--- begin Data ---

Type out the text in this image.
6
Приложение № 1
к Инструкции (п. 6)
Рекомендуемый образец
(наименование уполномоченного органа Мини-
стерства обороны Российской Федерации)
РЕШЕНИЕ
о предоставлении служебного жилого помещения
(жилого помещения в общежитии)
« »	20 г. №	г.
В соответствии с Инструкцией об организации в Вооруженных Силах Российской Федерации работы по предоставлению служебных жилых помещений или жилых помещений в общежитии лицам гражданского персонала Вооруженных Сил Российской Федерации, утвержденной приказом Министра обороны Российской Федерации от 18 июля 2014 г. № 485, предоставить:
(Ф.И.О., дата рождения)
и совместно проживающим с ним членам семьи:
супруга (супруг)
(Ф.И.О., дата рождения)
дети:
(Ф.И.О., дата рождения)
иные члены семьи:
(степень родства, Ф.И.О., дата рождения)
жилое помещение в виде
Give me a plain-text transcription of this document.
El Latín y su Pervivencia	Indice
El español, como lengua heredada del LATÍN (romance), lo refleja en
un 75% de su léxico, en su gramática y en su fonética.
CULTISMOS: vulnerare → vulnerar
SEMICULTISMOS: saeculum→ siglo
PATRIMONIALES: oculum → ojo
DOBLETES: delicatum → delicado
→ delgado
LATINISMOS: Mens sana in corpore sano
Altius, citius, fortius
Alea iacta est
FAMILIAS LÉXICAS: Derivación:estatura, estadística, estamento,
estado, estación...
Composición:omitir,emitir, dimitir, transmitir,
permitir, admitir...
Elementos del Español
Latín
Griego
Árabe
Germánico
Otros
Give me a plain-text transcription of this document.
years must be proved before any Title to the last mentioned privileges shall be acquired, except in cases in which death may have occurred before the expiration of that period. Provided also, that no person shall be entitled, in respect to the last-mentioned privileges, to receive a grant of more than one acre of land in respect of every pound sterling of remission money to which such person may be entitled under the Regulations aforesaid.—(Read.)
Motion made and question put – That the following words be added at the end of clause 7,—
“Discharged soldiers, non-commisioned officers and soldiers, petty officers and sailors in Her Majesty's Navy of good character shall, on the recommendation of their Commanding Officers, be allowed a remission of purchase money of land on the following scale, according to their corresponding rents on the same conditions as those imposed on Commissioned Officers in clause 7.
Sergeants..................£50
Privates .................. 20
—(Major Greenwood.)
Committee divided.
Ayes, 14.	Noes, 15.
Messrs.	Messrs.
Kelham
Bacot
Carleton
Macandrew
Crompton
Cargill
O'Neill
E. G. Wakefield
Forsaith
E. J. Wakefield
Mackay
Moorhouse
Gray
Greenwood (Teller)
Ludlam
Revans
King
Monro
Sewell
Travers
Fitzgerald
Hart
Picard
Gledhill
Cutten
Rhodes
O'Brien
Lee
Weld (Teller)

--- end Data ---

**Task statement**
Look through the entries above for the word "жилого". Copy every line where it shows up.

**Exercise response**
о предоставлении служебного жилого помещения
(жилого помещения в общежитии)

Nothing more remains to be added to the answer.